What is the number of lines in these entries that include "from"? Write that number and no other text.

DATA ENTRIES:
----

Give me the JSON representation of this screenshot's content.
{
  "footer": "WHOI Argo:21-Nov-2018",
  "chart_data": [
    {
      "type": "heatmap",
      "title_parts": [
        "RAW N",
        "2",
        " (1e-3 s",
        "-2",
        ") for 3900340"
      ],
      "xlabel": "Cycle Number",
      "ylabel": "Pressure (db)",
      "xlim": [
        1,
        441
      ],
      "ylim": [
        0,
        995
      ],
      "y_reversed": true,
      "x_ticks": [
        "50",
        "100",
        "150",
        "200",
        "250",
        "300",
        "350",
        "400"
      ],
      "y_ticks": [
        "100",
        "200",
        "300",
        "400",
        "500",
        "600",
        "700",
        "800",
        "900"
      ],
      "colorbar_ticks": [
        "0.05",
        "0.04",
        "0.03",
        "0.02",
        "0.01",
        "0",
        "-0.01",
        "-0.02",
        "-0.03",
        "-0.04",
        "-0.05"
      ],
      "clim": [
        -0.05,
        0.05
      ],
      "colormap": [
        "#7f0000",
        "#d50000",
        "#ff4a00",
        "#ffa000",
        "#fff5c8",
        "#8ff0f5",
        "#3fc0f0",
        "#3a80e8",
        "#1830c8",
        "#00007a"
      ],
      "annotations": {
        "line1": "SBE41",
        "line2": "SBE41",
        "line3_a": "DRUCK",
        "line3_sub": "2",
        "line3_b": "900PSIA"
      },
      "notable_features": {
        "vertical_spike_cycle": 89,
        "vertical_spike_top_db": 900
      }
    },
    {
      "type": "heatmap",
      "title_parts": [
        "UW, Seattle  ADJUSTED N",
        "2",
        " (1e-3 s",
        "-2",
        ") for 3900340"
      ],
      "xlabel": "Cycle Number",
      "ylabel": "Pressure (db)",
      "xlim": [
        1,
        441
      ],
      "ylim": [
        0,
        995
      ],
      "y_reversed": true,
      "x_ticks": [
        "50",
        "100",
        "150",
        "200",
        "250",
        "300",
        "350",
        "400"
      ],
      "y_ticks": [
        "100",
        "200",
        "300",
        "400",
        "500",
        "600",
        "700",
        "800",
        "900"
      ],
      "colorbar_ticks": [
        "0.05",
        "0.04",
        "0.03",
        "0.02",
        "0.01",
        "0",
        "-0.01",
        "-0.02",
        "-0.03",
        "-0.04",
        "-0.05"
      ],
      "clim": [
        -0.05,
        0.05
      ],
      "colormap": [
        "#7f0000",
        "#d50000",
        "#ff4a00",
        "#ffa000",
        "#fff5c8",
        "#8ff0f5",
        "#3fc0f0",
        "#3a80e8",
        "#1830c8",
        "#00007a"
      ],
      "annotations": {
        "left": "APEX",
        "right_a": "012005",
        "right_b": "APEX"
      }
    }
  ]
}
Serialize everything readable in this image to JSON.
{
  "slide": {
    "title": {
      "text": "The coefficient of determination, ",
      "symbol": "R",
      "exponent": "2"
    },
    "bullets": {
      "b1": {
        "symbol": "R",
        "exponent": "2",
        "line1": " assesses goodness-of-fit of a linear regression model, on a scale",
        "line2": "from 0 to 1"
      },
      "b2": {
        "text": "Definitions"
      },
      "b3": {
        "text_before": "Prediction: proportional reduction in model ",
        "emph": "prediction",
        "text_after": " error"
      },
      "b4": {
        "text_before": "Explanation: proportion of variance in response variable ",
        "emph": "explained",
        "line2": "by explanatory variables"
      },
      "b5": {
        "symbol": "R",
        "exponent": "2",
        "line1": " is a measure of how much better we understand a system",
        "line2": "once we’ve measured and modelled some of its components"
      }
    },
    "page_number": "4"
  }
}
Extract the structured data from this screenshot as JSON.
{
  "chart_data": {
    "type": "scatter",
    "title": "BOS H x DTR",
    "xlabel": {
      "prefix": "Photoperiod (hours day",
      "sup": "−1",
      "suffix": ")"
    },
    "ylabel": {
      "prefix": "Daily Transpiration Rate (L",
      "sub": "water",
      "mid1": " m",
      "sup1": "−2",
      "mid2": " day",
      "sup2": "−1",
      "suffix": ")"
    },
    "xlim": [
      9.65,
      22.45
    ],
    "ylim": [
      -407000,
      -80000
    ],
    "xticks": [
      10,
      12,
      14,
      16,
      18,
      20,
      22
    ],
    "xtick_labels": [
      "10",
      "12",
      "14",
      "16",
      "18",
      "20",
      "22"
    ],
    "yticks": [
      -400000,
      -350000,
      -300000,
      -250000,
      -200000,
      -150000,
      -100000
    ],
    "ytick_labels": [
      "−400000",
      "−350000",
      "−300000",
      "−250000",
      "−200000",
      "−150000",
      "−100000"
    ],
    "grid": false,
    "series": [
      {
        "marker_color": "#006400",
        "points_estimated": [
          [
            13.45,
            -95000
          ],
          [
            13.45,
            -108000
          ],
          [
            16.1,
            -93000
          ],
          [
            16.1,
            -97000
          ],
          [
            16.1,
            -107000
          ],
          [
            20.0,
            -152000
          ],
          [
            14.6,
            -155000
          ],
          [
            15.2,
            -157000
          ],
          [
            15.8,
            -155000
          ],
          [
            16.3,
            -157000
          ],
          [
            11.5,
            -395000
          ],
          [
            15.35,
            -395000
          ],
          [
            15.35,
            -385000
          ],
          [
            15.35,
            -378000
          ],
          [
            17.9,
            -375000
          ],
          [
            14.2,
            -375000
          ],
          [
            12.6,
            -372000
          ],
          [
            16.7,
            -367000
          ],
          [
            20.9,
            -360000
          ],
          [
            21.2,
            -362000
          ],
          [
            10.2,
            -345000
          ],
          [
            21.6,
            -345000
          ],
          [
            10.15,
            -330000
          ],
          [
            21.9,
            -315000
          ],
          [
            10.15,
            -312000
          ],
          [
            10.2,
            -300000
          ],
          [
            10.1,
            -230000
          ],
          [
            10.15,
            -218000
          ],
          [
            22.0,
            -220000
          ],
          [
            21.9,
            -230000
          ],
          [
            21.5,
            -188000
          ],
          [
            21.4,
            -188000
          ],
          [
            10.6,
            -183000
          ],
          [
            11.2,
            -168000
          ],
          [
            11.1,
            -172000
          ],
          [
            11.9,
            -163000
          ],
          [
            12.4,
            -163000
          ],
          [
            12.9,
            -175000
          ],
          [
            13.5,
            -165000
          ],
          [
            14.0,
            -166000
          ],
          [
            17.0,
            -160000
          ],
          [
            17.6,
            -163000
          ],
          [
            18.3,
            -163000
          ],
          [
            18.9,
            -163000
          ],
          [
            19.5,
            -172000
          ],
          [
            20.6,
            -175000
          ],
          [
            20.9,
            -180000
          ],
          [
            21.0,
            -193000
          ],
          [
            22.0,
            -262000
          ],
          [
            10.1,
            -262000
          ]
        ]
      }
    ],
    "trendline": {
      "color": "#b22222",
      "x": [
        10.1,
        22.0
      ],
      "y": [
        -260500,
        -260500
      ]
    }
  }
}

----

THE RESPONSE:
2